WRITTEN INSTRUCTION
Scan the data for lines with "Jednoděložné" and report the count by itself.

ITEMS

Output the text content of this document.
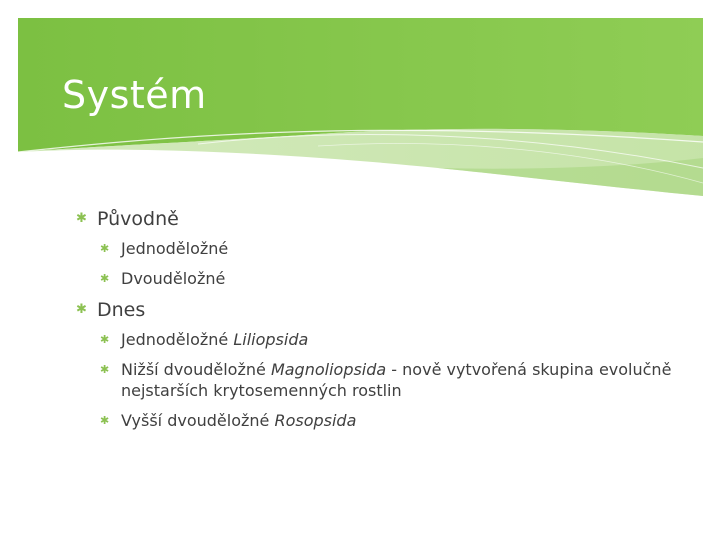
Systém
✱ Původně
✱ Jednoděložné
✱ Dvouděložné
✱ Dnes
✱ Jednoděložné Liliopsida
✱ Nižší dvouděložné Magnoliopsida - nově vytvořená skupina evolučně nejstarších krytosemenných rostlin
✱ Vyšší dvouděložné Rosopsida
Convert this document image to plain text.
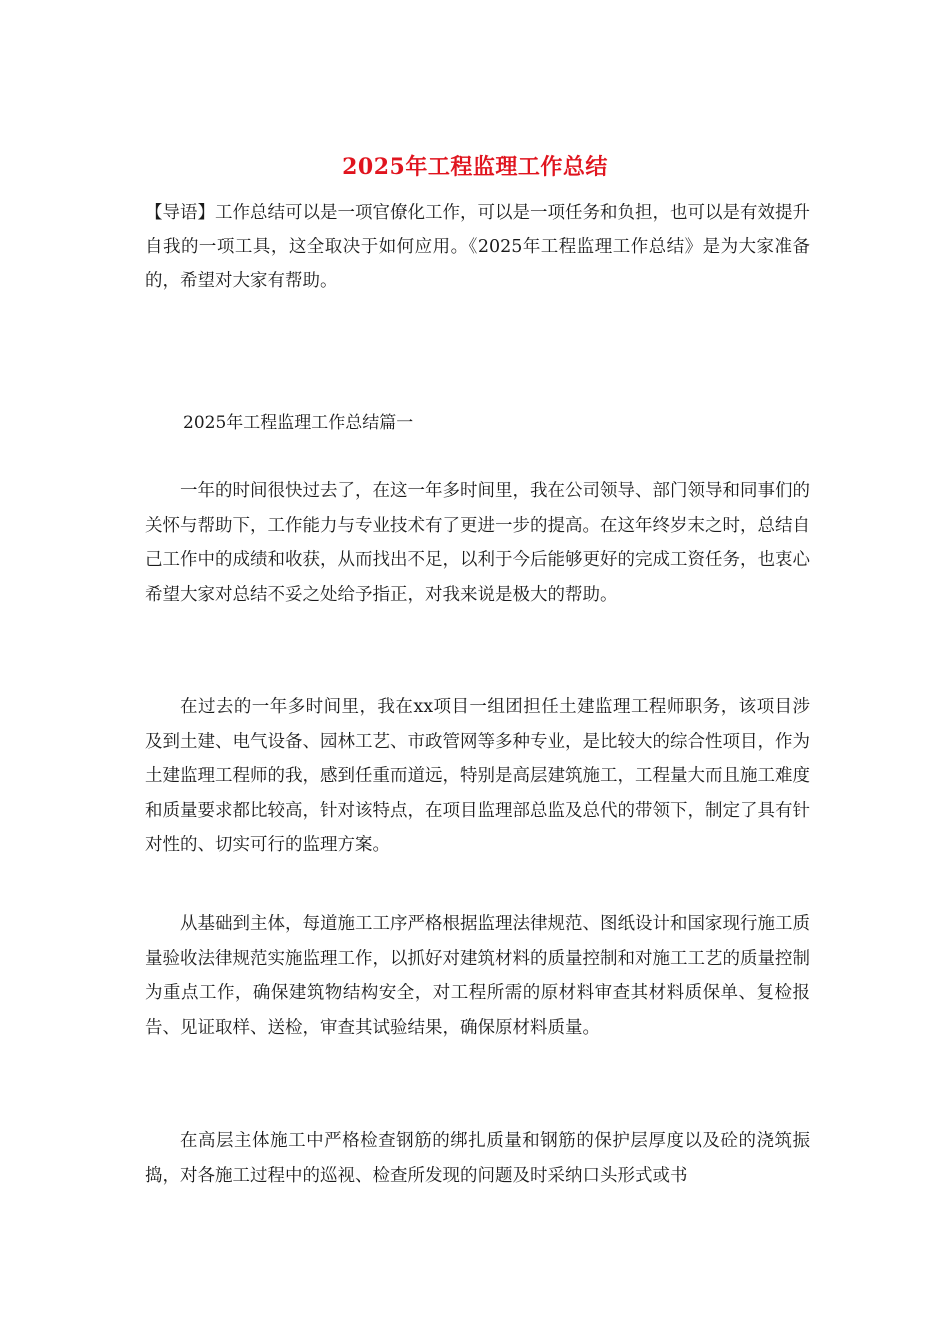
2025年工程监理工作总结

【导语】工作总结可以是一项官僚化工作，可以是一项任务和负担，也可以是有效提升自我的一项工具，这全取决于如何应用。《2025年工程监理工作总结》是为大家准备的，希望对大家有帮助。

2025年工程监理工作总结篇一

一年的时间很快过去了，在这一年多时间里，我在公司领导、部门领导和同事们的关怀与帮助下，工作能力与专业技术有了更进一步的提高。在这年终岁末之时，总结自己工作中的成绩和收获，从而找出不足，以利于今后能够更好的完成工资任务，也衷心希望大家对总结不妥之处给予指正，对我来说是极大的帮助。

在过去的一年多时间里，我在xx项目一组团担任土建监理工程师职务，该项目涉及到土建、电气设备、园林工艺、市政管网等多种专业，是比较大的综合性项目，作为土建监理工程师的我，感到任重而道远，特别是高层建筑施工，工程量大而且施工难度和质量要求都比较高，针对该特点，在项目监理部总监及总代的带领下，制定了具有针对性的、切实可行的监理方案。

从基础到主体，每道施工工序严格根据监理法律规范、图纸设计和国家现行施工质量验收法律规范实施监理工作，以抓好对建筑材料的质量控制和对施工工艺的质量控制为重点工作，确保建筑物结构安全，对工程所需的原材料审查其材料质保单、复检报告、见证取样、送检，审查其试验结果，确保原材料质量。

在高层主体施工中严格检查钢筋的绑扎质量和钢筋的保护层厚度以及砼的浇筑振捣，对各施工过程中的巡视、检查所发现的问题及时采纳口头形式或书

WRITTEN SOLUTION
2